# Required task:
Every entry below should be printed exactly, without its images.
## Start Extracted entries
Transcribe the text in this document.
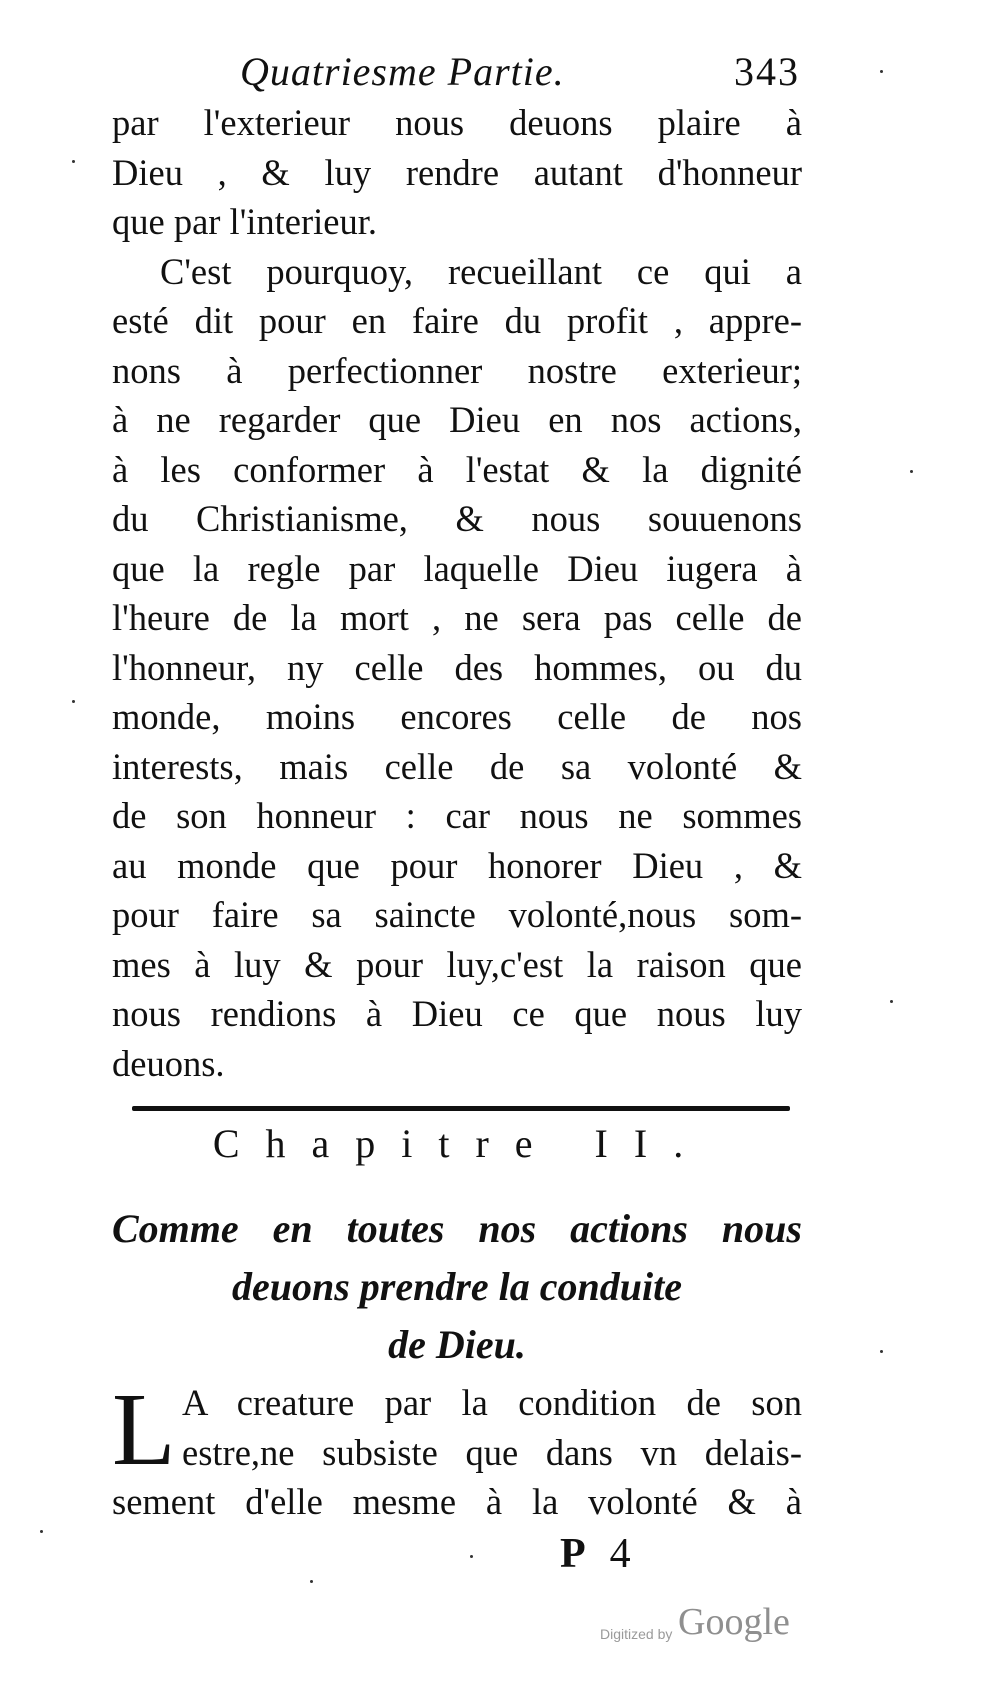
Quatriesme Partie.	343
par l'exterieur nous deuons plaire à
Dieu , & luy rendre autant d'honneur
que par l'interieur.
C'est pourquoy, recueillant ce qui a
esté dit pour en faire du profit , appre-
nons à perfectionner nostre exterieur;
à ne regarder que Dieu en nos actions,
à les conformer à l'estat & la dignité
du Christianisme, & nous souuenons
que la regle par laquelle Dieu iugera à
l'heure de la mort , ne sera pas celle de
l'honneur, ny celle des hommes, ou du
monde, moins encores celle de nos
interests, mais celle de sa volonté &
de son honneur : car nous ne sommes
au monde que pour honorer Dieu , &
pour faire sa saincte volonté,nous som-
mes à luy & pour luy,c'est la raison que
nous rendions à Dieu ce que nous luy
deuons.
Chapitre II.
Comme en toutes nos actions nous
deuons prendre la conduite
de Dieu.
L A creature par la condition de son
estre,ne subsiste que dans vn delais-
sement d'elle mesme à la volonté & à
P 4
Digitized by Google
## End Extracted entries
# Result of this task:
Transcribe the text in this document.
Quatriesme Partie.	343
par l'exterieur nous deuons plaire à
Dieu , & luy rendre autant d'honneur
que par l'interieur.
C'est pourquoy, recueillant ce qui a
esté dit pour en faire du profit , appre-
nons à perfectionner nostre exterieur;
à ne regarder que Dieu en nos actions,
à les conformer à l'estat & la dignité
du Christianisme, & nous souuenons
que la regle par laquelle Dieu iugera à
l'heure de la mort , ne sera pas celle de
l'honneur, ny celle des hommes, ou du
monde, moins encores celle de nos
interests, mais celle de sa volonté &
de son honneur : car nous ne sommes
au monde que pour honorer Dieu , &
pour faire sa saincte volonté,nous som-
mes à luy & pour luy,c'est la raison que
nous rendions à Dieu ce que nous luy
deuons.
Chapitre II.
Comme en toutes nos actions nous
deuons prendre la conduite
de Dieu.
L A creature par la condition de son
estre,ne subsiste que dans vn delais-
sement d'elle mesme à la volonté & à
P 4
Digitized by Google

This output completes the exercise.